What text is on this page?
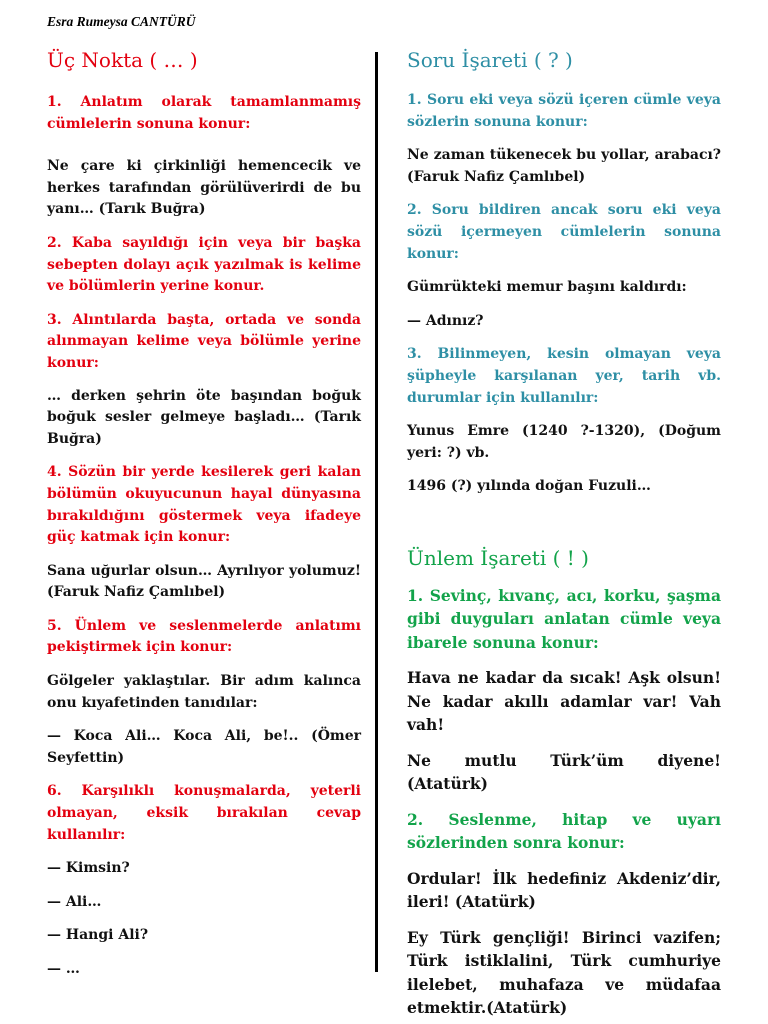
Esra Rumeysa CANTÜRÜ
Üç Nokta ( … )

1. Anlatım olarak tamamlanmamış cümlelerin sonuna konur:

Ne çare ki çirkinliği hemencecik ve herkes tarafından görülüverirdi de bu yanı… (Tarık Buğra)

2. Kaba sayıldığı için veya bir başka sebepten dolayı açık yazılmak is kelime ve bölümlerin yerine konur.

3. Alıntılarda başta, ortada ve sonda alınmayan kelime veya bölümle yerine konur:

… derken şehrin öte başından boğuk boğuk sesler gelmeye başladı… (Tarık Buğra)

4. Sözün bir yerde kesilerek geri kalan bölümün okuyucunun hayal dünyasına bırakıldığını göstermek veya ifadeye güç katmak için konur:

Sana uğurlar olsun… Ayrılıyor yolumuz! (Faruk Nafiz Çamlıbel)

5. Ünlem ve seslenmelerde anlatımı pekiştirmek için konur:

Gölgeler yaklaştılar. Bir adım kalınca onu kıyafetinden tanıdılar:

— Koca Ali… Koca Ali, be!.. (Ömer Seyfettin)

6. Karşılıklı konuşmalarda, yeterli olmayan, eksik bırakılan cevap kullanılır:

— Kimsin?

— Ali…

— Hangi Ali?

— …

Soru İşareti ( ? )

1. Soru eki veya sözü içeren cümle veya sözlerin sonuna konur:

Ne zaman tükenecek bu yollar, arabacı? (Faruk Nafiz Çamlıbel)

2. Soru bildiren ancak soru eki veya sözü içermeyen cümlelerin sonuna konur:

Gümrükteki memur başını kaldırdı:

— Adınız?

3. Bilinmeyen, kesin olmayan veya şüpheyle karşılanan yer, tarih vb. durumlar için kullanılır:

Yunus Emre (1240 ?-1320), (Doğum yeri: ?) vb.

1496 (?) yılında doğan Fuzuli…

Ünlem İşareti ( ! )

1. Sevinç, kıvanç, acı, korku, şaşma gibi duyguları anlatan cümle veya ibarele sonuna konur:

Hava ne kadar da sıcak! Aşk olsun! Ne kadar akıllı adamlar var! Vah vah!

Ne mutlu Türk’üm diyene! (Atatürk)

2. Seslenme, hitap ve uyarı sözlerinden sonra konur:

Ordular! İlk hedefiniz Akdeniz’dir, ileri! (Atatürk)

Ey Türk gençliği! Birinci vazifen; Türk istiklalini, Türk cumhuriye ilelebet, muhafaza ve müdafaa etmektir.(Atatürk)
# # # # # # #
• TASK DETAILS
Where a line of the records above holds the word "olsun", copy that line.

• SOLUTION FOR THIS TASK
Sana uğurlar olsun… Ayrılıyor yolumuz! (Faruk Nafiz Çamlıbel)
Hava ne kadar da sıcak! Aşk olsun! Ne kadar akıllı adamlar var! Vah vah!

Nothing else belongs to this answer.